### DATA ENTRIES
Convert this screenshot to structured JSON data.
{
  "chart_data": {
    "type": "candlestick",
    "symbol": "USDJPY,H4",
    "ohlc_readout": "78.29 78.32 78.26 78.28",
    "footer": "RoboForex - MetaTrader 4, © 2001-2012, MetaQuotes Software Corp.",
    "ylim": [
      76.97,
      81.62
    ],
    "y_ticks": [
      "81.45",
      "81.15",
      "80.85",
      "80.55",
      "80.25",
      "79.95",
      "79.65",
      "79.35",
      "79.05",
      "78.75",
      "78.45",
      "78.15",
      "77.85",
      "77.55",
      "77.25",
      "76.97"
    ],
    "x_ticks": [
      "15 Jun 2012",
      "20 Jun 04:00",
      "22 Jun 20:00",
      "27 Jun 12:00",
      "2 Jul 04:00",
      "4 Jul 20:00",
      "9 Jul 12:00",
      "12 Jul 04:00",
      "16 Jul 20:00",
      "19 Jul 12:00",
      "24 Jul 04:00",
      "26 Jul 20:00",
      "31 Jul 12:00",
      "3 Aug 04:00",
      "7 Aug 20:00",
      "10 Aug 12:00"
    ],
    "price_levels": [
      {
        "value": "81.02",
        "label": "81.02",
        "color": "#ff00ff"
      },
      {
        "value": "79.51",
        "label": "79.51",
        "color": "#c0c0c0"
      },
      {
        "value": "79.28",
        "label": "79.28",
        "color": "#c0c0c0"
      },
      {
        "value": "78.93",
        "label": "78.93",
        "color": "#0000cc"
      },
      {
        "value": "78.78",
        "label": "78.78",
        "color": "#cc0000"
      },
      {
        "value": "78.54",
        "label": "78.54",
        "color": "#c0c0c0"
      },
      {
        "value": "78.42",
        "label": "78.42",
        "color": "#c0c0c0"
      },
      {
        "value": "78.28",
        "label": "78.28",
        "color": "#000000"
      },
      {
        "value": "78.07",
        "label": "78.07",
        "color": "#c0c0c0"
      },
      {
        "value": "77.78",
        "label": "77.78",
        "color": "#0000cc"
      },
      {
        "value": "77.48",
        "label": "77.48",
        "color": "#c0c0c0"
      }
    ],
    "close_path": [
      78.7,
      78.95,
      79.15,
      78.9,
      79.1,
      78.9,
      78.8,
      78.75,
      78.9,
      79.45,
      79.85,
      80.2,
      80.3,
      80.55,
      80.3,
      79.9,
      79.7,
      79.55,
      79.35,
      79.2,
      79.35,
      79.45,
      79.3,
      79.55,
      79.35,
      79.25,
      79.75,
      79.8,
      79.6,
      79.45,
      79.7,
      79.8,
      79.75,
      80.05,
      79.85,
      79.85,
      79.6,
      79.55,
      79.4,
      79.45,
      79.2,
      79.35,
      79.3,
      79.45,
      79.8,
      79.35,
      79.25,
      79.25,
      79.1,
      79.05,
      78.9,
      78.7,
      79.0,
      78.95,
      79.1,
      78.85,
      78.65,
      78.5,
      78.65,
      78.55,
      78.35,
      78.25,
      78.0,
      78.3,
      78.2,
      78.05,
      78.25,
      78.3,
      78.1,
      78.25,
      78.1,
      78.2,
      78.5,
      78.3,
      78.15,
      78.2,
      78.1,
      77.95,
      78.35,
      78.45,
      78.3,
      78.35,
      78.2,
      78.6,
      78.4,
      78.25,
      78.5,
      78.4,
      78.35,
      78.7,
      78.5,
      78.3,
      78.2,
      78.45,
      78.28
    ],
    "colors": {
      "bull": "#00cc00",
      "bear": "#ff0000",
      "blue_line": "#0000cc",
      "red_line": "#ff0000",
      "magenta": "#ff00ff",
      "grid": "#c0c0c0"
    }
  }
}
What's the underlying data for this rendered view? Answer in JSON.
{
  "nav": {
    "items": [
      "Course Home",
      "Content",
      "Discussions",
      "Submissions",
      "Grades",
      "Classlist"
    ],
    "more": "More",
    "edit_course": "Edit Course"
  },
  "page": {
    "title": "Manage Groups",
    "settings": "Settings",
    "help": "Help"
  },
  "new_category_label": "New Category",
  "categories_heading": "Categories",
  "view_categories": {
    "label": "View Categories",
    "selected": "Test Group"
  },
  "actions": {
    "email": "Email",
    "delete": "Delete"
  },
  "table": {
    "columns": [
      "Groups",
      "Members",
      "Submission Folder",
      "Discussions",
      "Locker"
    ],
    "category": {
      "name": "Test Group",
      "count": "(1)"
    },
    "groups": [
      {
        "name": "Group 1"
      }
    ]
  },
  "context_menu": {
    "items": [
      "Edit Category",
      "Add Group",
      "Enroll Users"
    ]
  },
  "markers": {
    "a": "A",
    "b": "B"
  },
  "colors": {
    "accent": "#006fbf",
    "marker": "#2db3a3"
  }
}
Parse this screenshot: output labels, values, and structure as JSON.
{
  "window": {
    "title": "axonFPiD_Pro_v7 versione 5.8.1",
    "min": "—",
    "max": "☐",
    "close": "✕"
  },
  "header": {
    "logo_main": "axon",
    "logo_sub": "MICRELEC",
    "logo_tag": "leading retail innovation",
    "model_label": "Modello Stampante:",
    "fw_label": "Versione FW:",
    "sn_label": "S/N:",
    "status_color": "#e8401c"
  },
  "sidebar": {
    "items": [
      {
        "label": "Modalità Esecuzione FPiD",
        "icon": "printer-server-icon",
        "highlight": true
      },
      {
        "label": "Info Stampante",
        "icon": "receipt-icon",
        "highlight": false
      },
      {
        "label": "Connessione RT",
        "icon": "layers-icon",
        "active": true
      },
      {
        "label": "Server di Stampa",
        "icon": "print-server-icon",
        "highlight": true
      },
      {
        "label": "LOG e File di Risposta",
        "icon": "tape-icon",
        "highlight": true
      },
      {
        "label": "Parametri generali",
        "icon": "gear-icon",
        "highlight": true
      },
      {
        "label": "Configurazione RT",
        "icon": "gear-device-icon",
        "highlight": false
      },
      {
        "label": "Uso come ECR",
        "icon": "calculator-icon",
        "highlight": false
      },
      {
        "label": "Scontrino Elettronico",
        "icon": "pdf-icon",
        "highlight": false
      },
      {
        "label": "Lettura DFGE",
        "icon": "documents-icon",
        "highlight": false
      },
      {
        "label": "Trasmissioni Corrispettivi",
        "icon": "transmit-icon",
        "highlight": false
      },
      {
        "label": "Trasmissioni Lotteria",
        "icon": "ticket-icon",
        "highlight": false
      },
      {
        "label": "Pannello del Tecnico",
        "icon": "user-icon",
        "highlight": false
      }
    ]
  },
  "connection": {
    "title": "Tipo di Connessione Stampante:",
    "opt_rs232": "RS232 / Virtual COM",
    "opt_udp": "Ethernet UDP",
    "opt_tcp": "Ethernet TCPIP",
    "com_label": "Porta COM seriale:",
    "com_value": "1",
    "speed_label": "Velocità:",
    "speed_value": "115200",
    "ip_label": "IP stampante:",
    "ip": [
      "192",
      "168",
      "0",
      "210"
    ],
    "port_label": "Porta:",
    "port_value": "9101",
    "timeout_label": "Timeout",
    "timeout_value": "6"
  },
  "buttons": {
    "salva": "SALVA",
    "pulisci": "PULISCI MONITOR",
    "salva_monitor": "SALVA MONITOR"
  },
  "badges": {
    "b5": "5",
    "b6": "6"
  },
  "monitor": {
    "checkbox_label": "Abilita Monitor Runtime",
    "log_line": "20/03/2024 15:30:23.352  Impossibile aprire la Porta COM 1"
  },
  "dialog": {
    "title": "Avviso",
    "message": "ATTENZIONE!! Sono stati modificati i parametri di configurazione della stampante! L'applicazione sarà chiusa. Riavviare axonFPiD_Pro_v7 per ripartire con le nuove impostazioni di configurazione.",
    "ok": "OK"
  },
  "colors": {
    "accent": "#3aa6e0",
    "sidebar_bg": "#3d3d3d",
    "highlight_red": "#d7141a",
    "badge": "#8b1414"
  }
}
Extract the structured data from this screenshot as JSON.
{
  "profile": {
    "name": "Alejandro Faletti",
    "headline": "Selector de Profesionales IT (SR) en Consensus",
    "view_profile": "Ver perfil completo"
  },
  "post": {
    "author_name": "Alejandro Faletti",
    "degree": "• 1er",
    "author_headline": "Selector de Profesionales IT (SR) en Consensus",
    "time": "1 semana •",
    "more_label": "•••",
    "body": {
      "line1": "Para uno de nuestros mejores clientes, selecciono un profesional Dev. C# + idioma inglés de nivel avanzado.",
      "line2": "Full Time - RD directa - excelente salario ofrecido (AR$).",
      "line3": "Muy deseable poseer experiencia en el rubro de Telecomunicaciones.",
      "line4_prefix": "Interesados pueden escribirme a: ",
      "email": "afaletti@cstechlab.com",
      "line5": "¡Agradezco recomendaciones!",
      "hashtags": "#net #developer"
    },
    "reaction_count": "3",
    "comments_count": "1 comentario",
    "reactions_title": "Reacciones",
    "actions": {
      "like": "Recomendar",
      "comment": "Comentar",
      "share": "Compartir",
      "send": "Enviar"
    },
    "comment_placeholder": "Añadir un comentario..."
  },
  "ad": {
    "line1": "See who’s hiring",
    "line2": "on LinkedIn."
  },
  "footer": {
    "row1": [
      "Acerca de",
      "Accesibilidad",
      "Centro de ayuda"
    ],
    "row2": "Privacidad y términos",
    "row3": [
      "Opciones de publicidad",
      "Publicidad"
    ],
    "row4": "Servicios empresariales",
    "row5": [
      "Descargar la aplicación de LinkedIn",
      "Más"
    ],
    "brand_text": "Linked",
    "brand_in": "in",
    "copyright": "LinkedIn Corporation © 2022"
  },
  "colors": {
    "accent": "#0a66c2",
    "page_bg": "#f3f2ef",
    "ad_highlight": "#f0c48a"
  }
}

### SET PROBLEM
Set down nothing but the lines from the one with "Extract the structured" through the end of the records, keeping each line exactly as written and including both ends.

### WRITTEN SOLUTION
Extract the structured data from this screenshot as JSON.
{
  "profile": {
    "name": "Alejandro Faletti",
    "headline": "Selector de Profesionales IT (SR) en Consensus",
    "view_profile": "Ver perfil completo"
  },
  "post": {
    "author_name": "Alejandro Faletti",
    "degree": "• 1er",
    "author_headline": "Selector de Profesionales IT (SR) en Consensus",
    "time": "1 semana •",
    "more_label": "•••",
    "body": {
      "line1": "Para uno de nuestros mejores clientes, selecciono un profesional Dev. C# + idioma inglés de nivel avanzado.",
      "line2": "Full Time - RD directa - excelente salario ofrecido (AR$).",
      "line3": "Muy deseable poseer experiencia en el rubro de Telecomunicaciones.",
      "line4_prefix": "Interesados pueden escribirme a: ",
      "email": "afaletti@cstechlab.com",
      "line5": "¡Agradezco recomendaciones!",
      "hashtags": "#net #developer"
    },
    "reaction_count": "3",
    "comments_count": "1 comentario",
    "reactions_title": "Reacciones",
    "actions": {
      "like": "Recomendar",
      "comment": "Comentar",
      "share": "Compartir",
      "send": "Enviar"
    },
    "comment_placeholder": "Añadir un comentario..."
  },
  "ad": {
    "line1": "See who’s hiring",
    "line2": "on LinkedIn."
  },
  "footer": {
    "row1": [
      "Acerca de",
      "Accesibilidad",
      "Centro de ayuda"
    ],
    "row2": "Privacidad y términos",
    "row3": [
      "Opciones de publicidad",
      "Publicidad"
    ],
    "row4": "Servicios empresariales",
    "row5": [
      "Descargar la aplicación de LinkedIn",
      "Más"
    ],
    "brand_text": "Linked",
    "brand_in": "in",
    "copyright": "LinkedIn Corporation © 2022"
  },
  "colors": {
    "accent": "#0a66c2",
    "page_bg": "#f3f2ef",
    "ad_highlight": "#f0c48a"
  }
}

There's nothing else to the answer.